**Task directions**
Please give the listing again in its entirety, exactly as written.

[Dataset records]

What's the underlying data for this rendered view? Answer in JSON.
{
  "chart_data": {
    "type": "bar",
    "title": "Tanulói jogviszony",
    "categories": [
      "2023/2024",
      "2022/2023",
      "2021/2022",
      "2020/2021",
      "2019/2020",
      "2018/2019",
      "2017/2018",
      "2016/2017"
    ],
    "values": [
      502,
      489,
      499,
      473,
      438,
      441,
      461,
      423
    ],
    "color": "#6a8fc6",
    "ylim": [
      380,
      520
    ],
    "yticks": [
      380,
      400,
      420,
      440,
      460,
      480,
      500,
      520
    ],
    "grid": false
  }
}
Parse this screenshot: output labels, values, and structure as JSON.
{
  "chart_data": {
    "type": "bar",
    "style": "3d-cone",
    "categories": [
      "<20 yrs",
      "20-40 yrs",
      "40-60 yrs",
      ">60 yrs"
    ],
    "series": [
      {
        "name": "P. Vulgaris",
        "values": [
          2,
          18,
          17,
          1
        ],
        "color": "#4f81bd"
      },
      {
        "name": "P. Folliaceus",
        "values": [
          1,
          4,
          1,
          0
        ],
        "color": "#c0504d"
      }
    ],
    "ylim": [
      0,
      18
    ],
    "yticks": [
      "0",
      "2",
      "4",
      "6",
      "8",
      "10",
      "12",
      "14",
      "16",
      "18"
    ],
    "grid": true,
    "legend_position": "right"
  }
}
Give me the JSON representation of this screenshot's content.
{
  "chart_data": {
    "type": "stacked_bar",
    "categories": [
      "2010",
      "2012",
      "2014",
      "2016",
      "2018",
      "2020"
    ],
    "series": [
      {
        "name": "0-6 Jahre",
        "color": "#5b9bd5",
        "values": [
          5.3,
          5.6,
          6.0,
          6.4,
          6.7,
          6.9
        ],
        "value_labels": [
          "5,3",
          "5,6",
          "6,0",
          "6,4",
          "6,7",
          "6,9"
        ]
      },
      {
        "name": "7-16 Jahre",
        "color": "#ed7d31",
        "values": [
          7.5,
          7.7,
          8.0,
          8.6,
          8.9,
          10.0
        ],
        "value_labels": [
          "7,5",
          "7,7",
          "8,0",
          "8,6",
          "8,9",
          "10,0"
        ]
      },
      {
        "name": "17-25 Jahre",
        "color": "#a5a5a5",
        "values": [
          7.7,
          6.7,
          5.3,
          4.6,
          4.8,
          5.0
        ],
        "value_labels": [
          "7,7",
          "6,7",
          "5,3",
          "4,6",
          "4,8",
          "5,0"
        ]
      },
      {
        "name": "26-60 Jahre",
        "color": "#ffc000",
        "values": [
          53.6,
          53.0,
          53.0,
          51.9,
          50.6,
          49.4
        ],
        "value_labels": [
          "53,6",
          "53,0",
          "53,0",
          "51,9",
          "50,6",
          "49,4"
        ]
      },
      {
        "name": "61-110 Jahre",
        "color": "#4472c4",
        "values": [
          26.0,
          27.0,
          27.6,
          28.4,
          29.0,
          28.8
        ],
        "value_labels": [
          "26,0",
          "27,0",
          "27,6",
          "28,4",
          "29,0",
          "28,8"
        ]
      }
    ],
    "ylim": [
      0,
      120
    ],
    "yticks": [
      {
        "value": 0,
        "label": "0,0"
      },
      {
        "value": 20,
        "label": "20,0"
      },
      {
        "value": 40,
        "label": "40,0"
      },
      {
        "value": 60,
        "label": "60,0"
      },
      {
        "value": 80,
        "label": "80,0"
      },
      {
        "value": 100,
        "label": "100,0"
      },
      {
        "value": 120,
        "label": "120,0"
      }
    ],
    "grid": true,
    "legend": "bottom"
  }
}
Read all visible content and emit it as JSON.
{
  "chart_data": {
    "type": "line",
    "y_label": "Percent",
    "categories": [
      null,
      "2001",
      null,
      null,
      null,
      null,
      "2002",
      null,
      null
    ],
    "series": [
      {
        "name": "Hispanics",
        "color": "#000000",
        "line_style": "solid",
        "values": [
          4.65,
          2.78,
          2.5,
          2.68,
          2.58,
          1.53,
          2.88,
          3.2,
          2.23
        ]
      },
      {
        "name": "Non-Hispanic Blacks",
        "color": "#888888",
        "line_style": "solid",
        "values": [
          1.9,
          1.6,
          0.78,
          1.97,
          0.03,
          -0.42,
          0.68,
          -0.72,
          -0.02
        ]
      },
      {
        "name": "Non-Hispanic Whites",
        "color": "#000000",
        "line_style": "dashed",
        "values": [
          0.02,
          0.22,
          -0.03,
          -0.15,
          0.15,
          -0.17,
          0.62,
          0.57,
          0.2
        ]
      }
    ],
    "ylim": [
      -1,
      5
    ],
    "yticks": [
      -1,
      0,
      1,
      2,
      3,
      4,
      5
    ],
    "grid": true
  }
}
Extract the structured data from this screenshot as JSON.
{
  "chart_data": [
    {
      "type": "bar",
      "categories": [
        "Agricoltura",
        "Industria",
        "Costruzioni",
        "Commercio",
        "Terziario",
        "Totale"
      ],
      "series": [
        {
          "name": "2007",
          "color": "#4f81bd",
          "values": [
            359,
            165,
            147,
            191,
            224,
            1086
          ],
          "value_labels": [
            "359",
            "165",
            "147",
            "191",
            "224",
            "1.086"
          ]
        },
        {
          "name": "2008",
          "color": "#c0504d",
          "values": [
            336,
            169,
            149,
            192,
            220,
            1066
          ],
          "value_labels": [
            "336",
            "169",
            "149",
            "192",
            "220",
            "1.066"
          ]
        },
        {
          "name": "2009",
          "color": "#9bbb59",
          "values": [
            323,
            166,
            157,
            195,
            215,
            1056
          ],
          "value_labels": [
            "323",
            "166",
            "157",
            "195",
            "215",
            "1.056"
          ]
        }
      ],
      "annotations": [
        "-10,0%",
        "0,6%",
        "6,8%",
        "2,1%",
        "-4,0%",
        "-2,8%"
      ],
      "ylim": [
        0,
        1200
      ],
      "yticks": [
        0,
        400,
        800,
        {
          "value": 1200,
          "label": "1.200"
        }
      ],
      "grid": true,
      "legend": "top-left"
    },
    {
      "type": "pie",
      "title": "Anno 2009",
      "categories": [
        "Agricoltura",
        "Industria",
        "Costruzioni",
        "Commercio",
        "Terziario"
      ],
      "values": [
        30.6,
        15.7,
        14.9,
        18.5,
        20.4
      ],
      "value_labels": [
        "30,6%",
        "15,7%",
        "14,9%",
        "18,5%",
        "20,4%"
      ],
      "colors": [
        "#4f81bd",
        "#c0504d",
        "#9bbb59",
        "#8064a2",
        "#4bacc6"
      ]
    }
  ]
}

**Exercise answer**
What's the underlying data for this rendered view? Answer in JSON.
{
  "chart_data": {
    "type": "bar",
    "title": "Tanulói jogviszony",
    "categories": [
      "2023/2024",
      "2022/2023",
      "2021/2022",
      "2020/2021",
      "2019/2020",
      "2018/2019",
      "2017/2018",
      "2016/2017"
    ],
    "values": [
      502,
      489,
      499,
      473,
      438,
      441,
      461,
      423
    ],
    "color": "#6a8fc6",
    "ylim": [
      380,
      520
    ],
    "yticks": [
      380,
      400,
      420,
      440,
      460,
      480,
      500,
      520
    ],
    "grid": false
  }
}
Parse this screenshot: output labels, values, and structure as JSON.
{
  "chart_data": {
    "type": "bar",
    "style": "3d-cone",
    "categories": [
      "<20 yrs",
      "20-40 yrs",
      "40-60 yrs",
      ">60 yrs"
    ],
    "series": [
      {
        "name": "P. Vulgaris",
        "values": [
          2,
          18,
          17,
          1
        ],
        "color": "#4f81bd"
      },
      {
        "name": "P. Folliaceus",
        "values": [
          1,
          4,
          1,
          0
        ],
        "color": "#c0504d"
      }
    ],
    "ylim": [
      0,
      18
    ],
    "yticks": [
      "0",
      "2",
      "4",
      "6",
      "8",
      "10",
      "12",
      "14",
      "16",
      "18"
    ],
    "grid": true,
    "legend_position": "right"
  }
}
Give me the JSON representation of this screenshot's content.
{
  "chart_data": {
    "type": "stacked_bar",
    "categories": [
      "2010",
      "2012",
      "2014",
      "2016",
      "2018",
      "2020"
    ],
    "series": [
      {
        "name": "0-6 Jahre",
        "color": "#5b9bd5",
        "values": [
          5.3,
          5.6,
          6.0,
          6.4,
          6.7,
          6.9
        ],
        "value_labels": [
          "5,3",
          "5,6",
          "6,0",
          "6,4",
          "6,7",
          "6,9"
        ]
      },
      {
        "name": "7-16 Jahre",
        "color": "#ed7d31",
        "values": [
          7.5,
          7.7,
          8.0,
          8.6,
          8.9,
          10.0
        ],
        "value_labels": [
          "7,5",
          "7,7",
          "8,0",
          "8,6",
          "8,9",
          "10,0"
        ]
      },
      {
        "name": "17-25 Jahre",
        "color": "#a5a5a5",
        "values": [
          7.7,
          6.7,
          5.3,
          4.6,
          4.8,
          5.0
        ],
        "value_labels": [
          "7,7",
          "6,7",
          "5,3",
          "4,6",
          "4,8",
          "5,0"
        ]
      },
      {
        "name": "26-60 Jahre",
        "color": "#ffc000",
        "values": [
          53.6,
          53.0,
          53.0,
          51.9,
          50.6,
          49.4
        ],
        "value_labels": [
          "53,6",
          "53,0",
          "53,0",
          "51,9",
          "50,6",
          "49,4"
        ]
      },
      {
        "name": "61-110 Jahre",
        "color": "#4472c4",
        "values": [
          26.0,
          27.0,
          27.6,
          28.4,
          29.0,
          28.8
        ],
        "value_labels": [
          "26,0",
          "27,0",
          "27,6",
          "28,4",
          "29,0",
          "28,8"
        ]
      }
    ],
    "ylim": [
      0,
      120
    ],
    "yticks": [
      {
        "value": 0,
        "label": "0,0"
      },
      {
        "value": 20,
        "label": "20,0"
      },
      {
        "value": 40,
        "label": "40,0"
      },
      {
        "value": 60,
        "label": "60,0"
      },
      {
        "value": 80,
        "label": "80,0"
      },
      {
        "value": 100,
        "label": "100,0"
      },
      {
        "value": 120,
        "label": "120,0"
      }
    ],
    "grid": true,
    "legend": "bottom"
  }
}
Read all visible content and emit it as JSON.
{
  "chart_data": {
    "type": "line",
    "y_label": "Percent",
    "categories": [
      null,
      "2001",
      null,
      null,
      null,
      null,
      "2002",
      null,
      null
    ],
    "series": [
      {
        "name": "Hispanics",
        "color": "#000000",
        "line_style": "solid",
        "values": [
          4.65,
          2.78,
          2.5,
          2.68,
          2.58,
          1.53,
          2.88,
          3.2,
          2.23
        ]
      },
      {
        "name": "Non-Hispanic Blacks",
        "color": "#888888",
        "line_style": "solid",
        "values": [
          1.9,
          1.6,
          0.78,
          1.97,
          0.03,
          -0.42,
          0.68,
          -0.72,
          -0.02
        ]
      },
      {
        "name": "Non-Hispanic Whites",
        "color": "#000000",
        "line_style": "dashed",
        "values": [
          0.02,
          0.22,
          -0.03,
          -0.15,
          0.15,
          -0.17,
          0.62,
          0.57,
          0.2
        ]
      }
    ],
    "ylim": [
      -1,
      5
    ],
    "yticks": [
      -1,
      0,
      1,
      2,
      3,
      4,
      5
    ],
    "grid": true
  }
}
Extract the structured data from this screenshot as JSON.
{
  "chart_data": [
    {
      "type": "bar",
      "categories": [
        "Agricoltura",
        "Industria",
        "Costruzioni",
        "Commercio",
        "Terziario",
        "Totale"
      ],
      "series": [
        {
          "name": "2007",
          "color": "#4f81bd",
          "values": [
            359,
            165,
            147,
            191,
            224,
            1086
          ],
          "value_labels": [
            "359",
            "165",
            "147",
            "191",
            "224",
            "1.086"
          ]
        },
        {
          "name": "2008",
          "color": "#c0504d",
          "values": [
            336,
            169,
            149,
            192,
            220,
            1066
          ],
          "value_labels": [
            "336",
            "169",
            "149",
            "192",
            "220",
            "1.066"
          ]
        },
        {
          "name": "2009",
          "color": "#9bbb59",
          "values": [
            323,
            166,
            157,
            195,
            215,
            1056
          ],
          "value_labels": [
            "323",
            "166",
            "157",
            "195",
            "215",
            "1.056"
          ]
        }
      ],
      "annotations": [
        "-10,0%",
        "0,6%",
        "6,8%",
        "2,1%",
        "-4,0%",
        "-2,8%"
      ],
      "ylim": [
        0,
        1200
      ],
      "yticks": [
        0,
        400,
        800,
        {
          "value": 1200,
          "label": "1.200"
        }
      ],
      "grid": true,
      "legend": "top-left"
    },
    {
      "type": "pie",
      "title": "Anno 2009",
      "categories": [
        "Agricoltura",
        "Industria",
        "Costruzioni",
        "Commercio",
        "Terziario"
      ],
      "values": [
        30.6,
        15.7,
        14.9,
        18.5,
        20.4
      ],
      "value_labels": [
        "30,6%",
        "15,7%",
        "14,9%",
        "18,5%",
        "20,4%"
      ],
      "colors": [
        "#4f81bd",
        "#c0504d",
        "#9bbb59",
        "#8064a2",
        "#4bacc6"
      ]
    }
  ]
}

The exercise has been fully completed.